DATA TO PROCESS ▸
::::::

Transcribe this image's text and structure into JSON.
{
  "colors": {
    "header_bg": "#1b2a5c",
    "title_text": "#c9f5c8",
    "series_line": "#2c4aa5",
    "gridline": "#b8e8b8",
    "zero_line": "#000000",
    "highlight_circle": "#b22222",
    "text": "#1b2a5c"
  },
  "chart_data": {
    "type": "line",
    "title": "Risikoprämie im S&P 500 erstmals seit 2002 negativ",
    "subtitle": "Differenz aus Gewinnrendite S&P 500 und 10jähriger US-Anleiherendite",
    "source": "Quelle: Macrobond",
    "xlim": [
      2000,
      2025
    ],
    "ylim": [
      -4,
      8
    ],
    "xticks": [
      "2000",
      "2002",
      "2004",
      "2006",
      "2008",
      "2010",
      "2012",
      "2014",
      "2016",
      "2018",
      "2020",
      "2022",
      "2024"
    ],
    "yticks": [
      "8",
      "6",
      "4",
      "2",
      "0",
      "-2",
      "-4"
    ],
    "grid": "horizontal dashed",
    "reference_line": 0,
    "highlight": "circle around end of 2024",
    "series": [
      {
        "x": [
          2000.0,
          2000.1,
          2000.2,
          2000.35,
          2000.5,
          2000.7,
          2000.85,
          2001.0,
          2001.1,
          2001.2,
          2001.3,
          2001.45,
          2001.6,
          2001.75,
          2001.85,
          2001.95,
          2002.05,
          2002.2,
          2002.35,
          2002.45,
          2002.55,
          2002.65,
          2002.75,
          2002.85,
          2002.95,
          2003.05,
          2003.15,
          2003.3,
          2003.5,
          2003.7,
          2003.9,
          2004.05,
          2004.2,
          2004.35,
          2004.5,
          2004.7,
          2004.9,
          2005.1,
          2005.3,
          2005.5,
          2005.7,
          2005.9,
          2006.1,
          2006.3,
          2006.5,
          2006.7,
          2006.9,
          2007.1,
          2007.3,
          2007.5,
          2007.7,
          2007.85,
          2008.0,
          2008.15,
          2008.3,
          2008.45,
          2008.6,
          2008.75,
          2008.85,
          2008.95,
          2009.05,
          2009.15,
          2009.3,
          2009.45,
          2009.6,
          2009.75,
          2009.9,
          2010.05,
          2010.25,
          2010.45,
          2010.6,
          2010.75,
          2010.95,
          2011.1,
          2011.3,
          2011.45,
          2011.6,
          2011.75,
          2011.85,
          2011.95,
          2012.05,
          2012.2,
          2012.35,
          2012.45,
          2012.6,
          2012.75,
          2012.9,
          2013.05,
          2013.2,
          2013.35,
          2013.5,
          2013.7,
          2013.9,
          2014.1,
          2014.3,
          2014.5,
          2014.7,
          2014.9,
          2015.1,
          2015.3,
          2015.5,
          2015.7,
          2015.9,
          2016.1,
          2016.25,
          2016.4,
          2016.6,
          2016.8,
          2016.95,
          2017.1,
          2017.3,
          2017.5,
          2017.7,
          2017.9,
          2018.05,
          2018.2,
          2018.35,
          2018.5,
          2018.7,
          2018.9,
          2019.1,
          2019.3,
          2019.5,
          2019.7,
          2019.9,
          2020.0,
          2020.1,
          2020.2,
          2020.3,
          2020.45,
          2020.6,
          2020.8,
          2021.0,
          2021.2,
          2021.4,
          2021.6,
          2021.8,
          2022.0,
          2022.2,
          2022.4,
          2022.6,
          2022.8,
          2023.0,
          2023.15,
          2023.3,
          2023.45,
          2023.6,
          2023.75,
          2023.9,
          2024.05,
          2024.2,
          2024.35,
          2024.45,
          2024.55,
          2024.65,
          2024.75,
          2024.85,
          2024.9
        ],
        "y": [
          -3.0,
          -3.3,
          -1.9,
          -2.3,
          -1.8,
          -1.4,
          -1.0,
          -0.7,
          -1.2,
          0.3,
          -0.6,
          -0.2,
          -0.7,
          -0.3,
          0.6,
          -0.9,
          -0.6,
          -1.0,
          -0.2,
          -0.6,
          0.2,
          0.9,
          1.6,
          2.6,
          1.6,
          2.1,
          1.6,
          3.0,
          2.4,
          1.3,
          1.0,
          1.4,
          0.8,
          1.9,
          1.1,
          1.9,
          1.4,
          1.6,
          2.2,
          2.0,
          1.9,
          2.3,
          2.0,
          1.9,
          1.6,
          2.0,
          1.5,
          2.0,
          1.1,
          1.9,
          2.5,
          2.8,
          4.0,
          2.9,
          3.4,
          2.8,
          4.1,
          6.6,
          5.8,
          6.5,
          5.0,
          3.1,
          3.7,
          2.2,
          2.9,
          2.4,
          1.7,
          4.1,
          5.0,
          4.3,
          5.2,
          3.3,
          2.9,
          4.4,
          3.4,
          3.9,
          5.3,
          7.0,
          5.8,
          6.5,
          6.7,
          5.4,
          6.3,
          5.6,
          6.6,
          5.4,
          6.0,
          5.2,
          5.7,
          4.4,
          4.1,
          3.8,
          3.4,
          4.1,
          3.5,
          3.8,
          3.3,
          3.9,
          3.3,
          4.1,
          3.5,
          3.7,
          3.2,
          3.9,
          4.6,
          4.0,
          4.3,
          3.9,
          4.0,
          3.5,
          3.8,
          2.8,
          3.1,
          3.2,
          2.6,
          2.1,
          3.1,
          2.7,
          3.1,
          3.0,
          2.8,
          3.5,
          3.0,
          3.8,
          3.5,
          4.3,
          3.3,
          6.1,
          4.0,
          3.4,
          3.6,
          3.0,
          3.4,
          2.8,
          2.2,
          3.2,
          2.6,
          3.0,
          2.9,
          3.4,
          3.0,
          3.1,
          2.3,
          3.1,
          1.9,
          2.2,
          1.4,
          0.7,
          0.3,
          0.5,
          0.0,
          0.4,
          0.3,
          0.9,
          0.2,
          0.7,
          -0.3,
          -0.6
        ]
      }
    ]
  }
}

::::::

WHAT IS EXPECTED ▸ Repeat the material above in full, quoting it exactly.

EXERCISE OUTPUT ▸
Transcribe this image's text and structure into JSON.
{
  "colors": {
    "header_bg": "#1b2a5c",
    "title_text": "#c9f5c8",
    "series_line": "#2c4aa5",
    "gridline": "#b8e8b8",
    "zero_line": "#000000",
    "highlight_circle": "#b22222",
    "text": "#1b2a5c"
  },
  "chart_data": {
    "type": "line",
    "title": "Risikoprämie im S&P 500 erstmals seit 2002 negativ",
    "subtitle": "Differenz aus Gewinnrendite S&P 500 und 10jähriger US-Anleiherendite",
    "source": "Quelle: Macrobond",
    "xlim": [
      2000,
      2025
    ],
    "ylim": [
      -4,
      8
    ],
    "xticks": [
      "2000",
      "2002",
      "2004",
      "2006",
      "2008",
      "2010",
      "2012",
      "2014",
      "2016",
      "2018",
      "2020",
      "2022",
      "2024"
    ],
    "yticks": [
      "8",
      "6",
      "4",
      "2",
      "0",
      "-2",
      "-4"
    ],
    "grid": "horizontal dashed",
    "reference_line": 0,
    "highlight": "circle around end of 2024",
    "series": [
      {
        "x": [
          2000.0,
          2000.1,
          2000.2,
          2000.35,
          2000.5,
          2000.7,
          2000.85,
          2001.0,
          2001.1,
          2001.2,
          2001.3,
          2001.45,
          2001.6,
          2001.75,
          2001.85,
          2001.95,
          2002.05,
          2002.2,
          2002.35,
          2002.45,
          2002.55,
          2002.65,
          2002.75,
          2002.85,
          2002.95,
          2003.05,
          2003.15,
          2003.3,
          2003.5,
          2003.7,
          2003.9,
          2004.05,
          2004.2,
          2004.35,
          2004.5,
          2004.7,
          2004.9,
          2005.1,
          2005.3,
          2005.5,
          2005.7,
          2005.9,
          2006.1,
          2006.3,
          2006.5,
          2006.7,
          2006.9,
          2007.1,
          2007.3,
          2007.5,
          2007.7,
          2007.85,
          2008.0,
          2008.15,
          2008.3,
          2008.45,
          2008.6,
          2008.75,
          2008.85,
          2008.95,
          2009.05,
          2009.15,
          2009.3,
          2009.45,
          2009.6,
          2009.75,
          2009.9,
          2010.05,
          2010.25,
          2010.45,
          2010.6,
          2010.75,
          2010.95,
          2011.1,
          2011.3,
          2011.45,
          2011.6,
          2011.75,
          2011.85,
          2011.95,
          2012.05,
          2012.2,
          2012.35,
          2012.45,
          2012.6,
          2012.75,
          2012.9,
          2013.05,
          2013.2,
          2013.35,
          2013.5,
          2013.7,
          2013.9,
          2014.1,
          2014.3,
          2014.5,
          2014.7,
          2014.9,
          2015.1,
          2015.3,
          2015.5,
          2015.7,
          2015.9,
          2016.1,
          2016.25,
          2016.4,
          2016.6,
          2016.8,
          2016.95,
          2017.1,
          2017.3,
          2017.5,
          2017.7,
          2017.9,
          2018.05,
          2018.2,
          2018.35,
          2018.5,
          2018.7,
          2018.9,
          2019.1,
          2019.3,
          2019.5,
          2019.7,
          2019.9,
          2020.0,
          2020.1,
          2020.2,
          2020.3,
          2020.45,
          2020.6,
          2020.8,
          2021.0,
          2021.2,
          2021.4,
          2021.6,
          2021.8,
          2022.0,
          2022.2,
          2022.4,
          2022.6,
          2022.8,
          2023.0,
          2023.15,
          2023.3,
          2023.45,
          2023.6,
          2023.75,
          2023.9,
          2024.05,
          2024.2,
          2024.35,
          2024.45,
          2024.55,
          2024.65,
          2024.75,
          2024.85,
          2024.9
        ],
        "y": [
          -3.0,
          -3.3,
          -1.9,
          -2.3,
          -1.8,
          -1.4,
          -1.0,
          -0.7,
          -1.2,
          0.3,
          -0.6,
          -0.2,
          -0.7,
          -0.3,
          0.6,
          -0.9,
          -0.6,
          -1.0,
          -0.2,
          -0.6,
          0.2,
          0.9,
          1.6,
          2.6,
          1.6,
          2.1,
          1.6,
          3.0,
          2.4,
          1.3,
          1.0,
          1.4,
          0.8,
          1.9,
          1.1,
          1.9,
          1.4,
          1.6,
          2.2,
          2.0,
          1.9,
          2.3,
          2.0,
          1.9,
          1.6,
          2.0,
          1.5,
          2.0,
          1.1,
          1.9,
          2.5,
          2.8,
          4.0,
          2.9,
          3.4,
          2.8,
          4.1,
          6.6,
          5.8,
          6.5,
          5.0,
          3.1,
          3.7,
          2.2,
          2.9,
          2.4,
          1.7,
          4.1,
          5.0,
          4.3,
          5.2,
          3.3,
          2.9,
          4.4,
          3.4,
          3.9,
          5.3,
          7.0,
          5.8,
          6.5,
          6.7,
          5.4,
          6.3,
          5.6,
          6.6,
          5.4,
          6.0,
          5.2,
          5.7,
          4.4,
          4.1,
          3.8,
          3.4,
          4.1,
          3.5,
          3.8,
          3.3,
          3.9,
          3.3,
          4.1,
          3.5,
          3.7,
          3.2,
          3.9,
          4.6,
          4.0,
          4.3,
          3.9,
          4.0,
          3.5,
          3.8,
          2.8,
          3.1,
          3.2,
          2.6,
          2.1,
          3.1,
          2.7,
          3.1,
          3.0,
          2.8,
          3.5,
          3.0,
          3.8,
          3.5,
          4.3,
          3.3,
          6.1,
          4.0,
          3.4,
          3.6,
          3.0,
          3.4,
          2.8,
          2.2,
          3.2,
          2.6,
          3.0,
          2.9,
          3.4,
          3.0,
          3.1,
          2.3,
          3.1,
          1.9,
          2.2,
          1.4,
          0.7,
          0.3,
          0.5,
          0.0,
          0.4,
          0.3,
          0.9,
          0.2,
          0.7,
          -0.3,
          -0.6
        ]
      }
    ]
  }
}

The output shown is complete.